* The request *
Pull every "subtitle" line out of the data below.

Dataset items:
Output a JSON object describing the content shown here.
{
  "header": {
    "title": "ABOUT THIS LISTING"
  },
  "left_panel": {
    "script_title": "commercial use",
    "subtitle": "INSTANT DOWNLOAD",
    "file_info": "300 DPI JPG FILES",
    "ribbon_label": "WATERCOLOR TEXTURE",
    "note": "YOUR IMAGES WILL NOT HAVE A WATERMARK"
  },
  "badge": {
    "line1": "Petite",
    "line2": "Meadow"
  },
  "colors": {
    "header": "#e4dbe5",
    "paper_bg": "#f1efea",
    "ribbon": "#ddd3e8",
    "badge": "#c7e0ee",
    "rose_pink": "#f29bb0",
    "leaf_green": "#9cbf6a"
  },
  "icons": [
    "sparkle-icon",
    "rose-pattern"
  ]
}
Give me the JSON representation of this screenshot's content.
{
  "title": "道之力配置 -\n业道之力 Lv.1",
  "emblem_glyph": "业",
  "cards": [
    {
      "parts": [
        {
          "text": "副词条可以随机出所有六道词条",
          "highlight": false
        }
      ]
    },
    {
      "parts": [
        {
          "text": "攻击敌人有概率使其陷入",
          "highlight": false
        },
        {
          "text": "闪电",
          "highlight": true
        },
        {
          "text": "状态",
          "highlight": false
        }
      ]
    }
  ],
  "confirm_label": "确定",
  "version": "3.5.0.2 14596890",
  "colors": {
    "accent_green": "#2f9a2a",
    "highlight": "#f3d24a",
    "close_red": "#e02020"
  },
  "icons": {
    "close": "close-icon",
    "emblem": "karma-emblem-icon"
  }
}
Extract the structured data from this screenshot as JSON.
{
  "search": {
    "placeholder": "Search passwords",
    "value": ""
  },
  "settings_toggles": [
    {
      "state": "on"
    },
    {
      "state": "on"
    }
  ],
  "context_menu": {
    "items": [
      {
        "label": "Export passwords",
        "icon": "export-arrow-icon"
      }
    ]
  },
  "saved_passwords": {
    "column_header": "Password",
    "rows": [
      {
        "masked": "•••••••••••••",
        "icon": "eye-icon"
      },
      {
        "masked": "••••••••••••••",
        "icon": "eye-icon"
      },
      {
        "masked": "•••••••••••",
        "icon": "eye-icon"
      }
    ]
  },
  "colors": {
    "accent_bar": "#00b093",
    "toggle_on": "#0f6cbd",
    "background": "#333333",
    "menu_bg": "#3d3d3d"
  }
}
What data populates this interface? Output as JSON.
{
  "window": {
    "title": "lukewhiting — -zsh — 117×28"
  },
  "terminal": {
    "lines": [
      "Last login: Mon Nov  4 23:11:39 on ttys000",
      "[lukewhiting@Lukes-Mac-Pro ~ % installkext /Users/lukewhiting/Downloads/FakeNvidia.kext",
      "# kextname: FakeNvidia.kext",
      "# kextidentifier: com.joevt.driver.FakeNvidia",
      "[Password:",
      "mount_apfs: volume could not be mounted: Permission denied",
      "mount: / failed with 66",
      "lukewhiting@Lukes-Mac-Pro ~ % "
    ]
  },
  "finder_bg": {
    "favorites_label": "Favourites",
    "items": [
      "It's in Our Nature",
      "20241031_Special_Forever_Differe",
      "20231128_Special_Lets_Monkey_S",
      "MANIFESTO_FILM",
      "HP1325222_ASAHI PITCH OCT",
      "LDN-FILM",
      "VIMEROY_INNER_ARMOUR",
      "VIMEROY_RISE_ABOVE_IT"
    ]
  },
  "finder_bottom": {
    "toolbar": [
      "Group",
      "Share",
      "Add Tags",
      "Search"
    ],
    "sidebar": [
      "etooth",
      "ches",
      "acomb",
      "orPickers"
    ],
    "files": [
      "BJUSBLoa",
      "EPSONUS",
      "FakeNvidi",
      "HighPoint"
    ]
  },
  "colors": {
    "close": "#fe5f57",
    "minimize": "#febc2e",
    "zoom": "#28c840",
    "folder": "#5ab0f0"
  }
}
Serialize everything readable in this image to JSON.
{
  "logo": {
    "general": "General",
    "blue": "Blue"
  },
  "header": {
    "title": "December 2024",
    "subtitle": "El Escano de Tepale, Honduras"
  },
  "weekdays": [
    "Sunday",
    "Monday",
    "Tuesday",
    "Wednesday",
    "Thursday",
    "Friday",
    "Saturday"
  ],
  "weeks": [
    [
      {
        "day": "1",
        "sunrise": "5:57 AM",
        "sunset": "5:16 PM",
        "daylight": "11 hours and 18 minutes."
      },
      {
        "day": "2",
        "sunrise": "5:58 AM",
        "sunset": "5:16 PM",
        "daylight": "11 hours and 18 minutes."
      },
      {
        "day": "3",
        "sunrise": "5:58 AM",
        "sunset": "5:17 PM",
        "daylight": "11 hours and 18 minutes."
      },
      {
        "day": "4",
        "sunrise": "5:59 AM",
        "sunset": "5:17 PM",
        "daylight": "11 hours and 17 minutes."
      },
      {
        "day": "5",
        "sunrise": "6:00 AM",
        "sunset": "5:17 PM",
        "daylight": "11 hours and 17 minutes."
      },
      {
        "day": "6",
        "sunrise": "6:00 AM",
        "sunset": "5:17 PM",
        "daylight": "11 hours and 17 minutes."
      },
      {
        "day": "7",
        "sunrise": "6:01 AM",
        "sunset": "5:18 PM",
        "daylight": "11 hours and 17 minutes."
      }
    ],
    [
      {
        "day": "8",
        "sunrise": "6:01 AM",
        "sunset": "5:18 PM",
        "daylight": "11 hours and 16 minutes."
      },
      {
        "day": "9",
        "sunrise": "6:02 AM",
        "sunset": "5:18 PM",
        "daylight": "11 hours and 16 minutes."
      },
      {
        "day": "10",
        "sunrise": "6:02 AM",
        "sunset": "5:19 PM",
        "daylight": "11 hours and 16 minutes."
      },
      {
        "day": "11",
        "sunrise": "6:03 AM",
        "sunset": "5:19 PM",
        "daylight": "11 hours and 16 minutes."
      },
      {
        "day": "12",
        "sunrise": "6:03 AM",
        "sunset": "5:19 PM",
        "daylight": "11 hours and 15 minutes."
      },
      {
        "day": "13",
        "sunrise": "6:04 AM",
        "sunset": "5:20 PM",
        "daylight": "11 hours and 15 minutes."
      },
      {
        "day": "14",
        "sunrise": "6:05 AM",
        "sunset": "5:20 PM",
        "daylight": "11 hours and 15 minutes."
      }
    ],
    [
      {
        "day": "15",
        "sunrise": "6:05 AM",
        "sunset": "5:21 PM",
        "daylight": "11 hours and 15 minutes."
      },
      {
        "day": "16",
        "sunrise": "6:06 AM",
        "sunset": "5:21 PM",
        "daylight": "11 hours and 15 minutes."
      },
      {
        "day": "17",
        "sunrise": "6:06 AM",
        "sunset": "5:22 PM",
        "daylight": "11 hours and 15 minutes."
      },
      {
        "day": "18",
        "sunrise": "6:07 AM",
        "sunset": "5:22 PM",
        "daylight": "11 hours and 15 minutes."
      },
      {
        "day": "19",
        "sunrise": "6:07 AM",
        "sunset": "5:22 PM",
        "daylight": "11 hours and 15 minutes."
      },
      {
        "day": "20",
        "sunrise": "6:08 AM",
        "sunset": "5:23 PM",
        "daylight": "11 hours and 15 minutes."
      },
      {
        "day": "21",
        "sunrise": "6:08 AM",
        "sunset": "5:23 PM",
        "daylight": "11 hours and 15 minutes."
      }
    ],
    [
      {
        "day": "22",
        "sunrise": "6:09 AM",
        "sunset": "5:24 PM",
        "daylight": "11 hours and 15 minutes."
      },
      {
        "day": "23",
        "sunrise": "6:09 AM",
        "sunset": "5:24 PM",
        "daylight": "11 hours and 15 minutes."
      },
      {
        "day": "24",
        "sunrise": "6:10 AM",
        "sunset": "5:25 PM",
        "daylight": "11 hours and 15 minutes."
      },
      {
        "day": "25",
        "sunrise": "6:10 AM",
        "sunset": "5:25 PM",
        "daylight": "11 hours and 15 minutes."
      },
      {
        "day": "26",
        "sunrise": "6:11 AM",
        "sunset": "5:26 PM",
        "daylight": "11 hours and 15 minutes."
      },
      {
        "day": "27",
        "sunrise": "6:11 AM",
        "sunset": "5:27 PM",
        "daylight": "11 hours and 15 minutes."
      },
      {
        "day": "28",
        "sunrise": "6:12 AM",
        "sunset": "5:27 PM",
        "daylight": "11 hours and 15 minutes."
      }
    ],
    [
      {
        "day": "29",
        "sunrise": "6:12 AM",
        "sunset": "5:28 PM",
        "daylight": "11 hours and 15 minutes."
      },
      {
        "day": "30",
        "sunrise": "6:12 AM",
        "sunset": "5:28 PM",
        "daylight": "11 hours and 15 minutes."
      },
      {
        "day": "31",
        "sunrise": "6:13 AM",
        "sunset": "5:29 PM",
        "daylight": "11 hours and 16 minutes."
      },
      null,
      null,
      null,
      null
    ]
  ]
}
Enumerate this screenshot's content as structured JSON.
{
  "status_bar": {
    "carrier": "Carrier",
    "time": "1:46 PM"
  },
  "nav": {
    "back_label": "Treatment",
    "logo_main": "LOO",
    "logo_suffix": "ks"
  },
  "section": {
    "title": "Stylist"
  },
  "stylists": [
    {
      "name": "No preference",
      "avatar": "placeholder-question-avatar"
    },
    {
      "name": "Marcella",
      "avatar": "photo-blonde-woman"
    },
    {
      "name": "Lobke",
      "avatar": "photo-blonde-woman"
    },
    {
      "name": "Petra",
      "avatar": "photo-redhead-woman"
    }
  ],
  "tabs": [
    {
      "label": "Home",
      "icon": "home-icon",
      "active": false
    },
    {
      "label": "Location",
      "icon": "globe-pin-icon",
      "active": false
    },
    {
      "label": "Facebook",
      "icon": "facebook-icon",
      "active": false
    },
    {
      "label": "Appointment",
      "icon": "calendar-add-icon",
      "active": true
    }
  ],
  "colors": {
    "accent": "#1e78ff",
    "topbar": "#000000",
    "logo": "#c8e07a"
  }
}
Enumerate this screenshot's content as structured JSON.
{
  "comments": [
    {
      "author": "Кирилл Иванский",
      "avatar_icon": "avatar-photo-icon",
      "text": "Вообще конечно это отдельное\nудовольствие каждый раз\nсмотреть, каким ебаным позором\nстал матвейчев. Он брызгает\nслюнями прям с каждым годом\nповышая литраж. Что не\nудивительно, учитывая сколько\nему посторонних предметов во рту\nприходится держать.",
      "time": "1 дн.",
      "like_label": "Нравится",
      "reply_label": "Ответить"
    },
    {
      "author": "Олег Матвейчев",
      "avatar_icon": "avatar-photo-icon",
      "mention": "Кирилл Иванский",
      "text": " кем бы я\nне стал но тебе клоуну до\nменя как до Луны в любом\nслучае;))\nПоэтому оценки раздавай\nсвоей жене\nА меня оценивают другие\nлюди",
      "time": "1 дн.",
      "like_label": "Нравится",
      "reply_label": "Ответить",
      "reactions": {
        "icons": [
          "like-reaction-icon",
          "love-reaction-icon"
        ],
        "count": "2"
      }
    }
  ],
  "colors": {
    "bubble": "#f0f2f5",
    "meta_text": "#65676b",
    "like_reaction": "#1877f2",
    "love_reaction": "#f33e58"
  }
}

* Exercise response *
    "subtitle": "INSTANT DOWNLOAD",
    "subtitle": "El Escano de Tepale, Honduras"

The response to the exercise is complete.